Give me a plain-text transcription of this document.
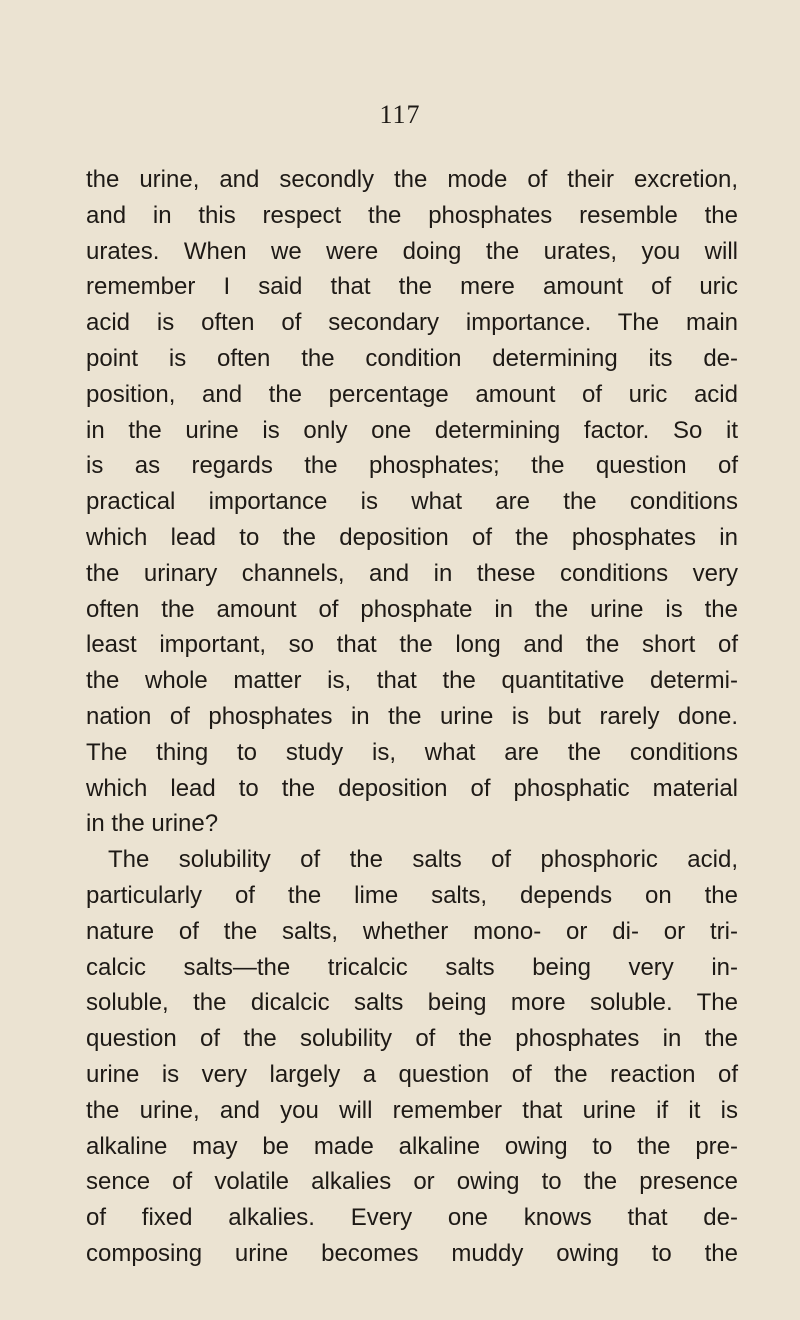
117
the urine, and secondly the mode of their excretion,
and in this respect the phosphates resemble the
urates. When we were doing the urates, you will
remember I said that the mere amount of uric
acid is often of secondary importance. The main
point is often the condition determining its de-
position, and the percentage amount of uric acid
in the urine is only one determining factor. So it
is as regards the phosphates; the question of
practical importance is what are the conditions
which lead to the deposition of the phosphates in
the urinary channels, and in these conditions very
often the amount of phosphate in the urine is the
least important, so that the long and the short of
the whole matter is, that the quantitative determi-
nation of phosphates in the urine is but rarely done.
The thing to study is, what are the conditions
which lead to the deposition of phosphatic material
in the urine?
The solubility of the salts of phosphoric acid,
particularly of the lime salts, depends on the
nature of the salts, whether mono- or di- or tri-
calcic salts—the tricalcic salts being very in-
soluble, the dicalcic salts being more soluble. The
question of the solubility of the phosphates in the
urine is very largely a question of the reaction of
the urine, and you will remember that urine if it is
alkaline may be made alkaline owing to the pre-
sence of volatile alkalies or owing to the presence
of fixed alkalies. Every one knows that de-
composing urine becomes muddy owing to the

+ + +

Do this – Make an exact copy of the whole listing, but don't bring over any pictures.

Solution for this task –
Give me a plain-text transcription of this document.
117
the urine, and secondly the mode of their excretion,
and in this respect the phosphates resemble the
urates. When we were doing the urates, you will
remember I said that the mere amount of uric
acid is often of secondary importance. The main
point is often the condition determining its de-
position, and the percentage amount of uric acid
in the urine is only one determining factor. So it
is as regards the phosphates; the question of
practical importance is what are the conditions
which lead to the deposition of the phosphates in
the urinary channels, and in these conditions very
often the amount of phosphate in the urine is the
least important, so that the long and the short of
the whole matter is, that the quantitative determi-
nation of phosphates in the urine is but rarely done.
The thing to study is, what are the conditions
which lead to the deposition of phosphatic material
in the urine?
The solubility of the salts of phosphoric acid,
particularly of the lime salts, depends on the
nature of the salts, whether mono- or di- or tri-
calcic salts—the tricalcic salts being very in-
soluble, the dicalcic salts being more soluble. The
question of the solubility of the phosphates in the
urine is very largely a question of the reaction of
the urine, and you will remember that urine if it is
alkaline may be made alkaline owing to the pre-
sence of volatile alkalies or owing to the presence
of fixed alkalies. Every one knows that de-
composing urine becomes muddy owing to the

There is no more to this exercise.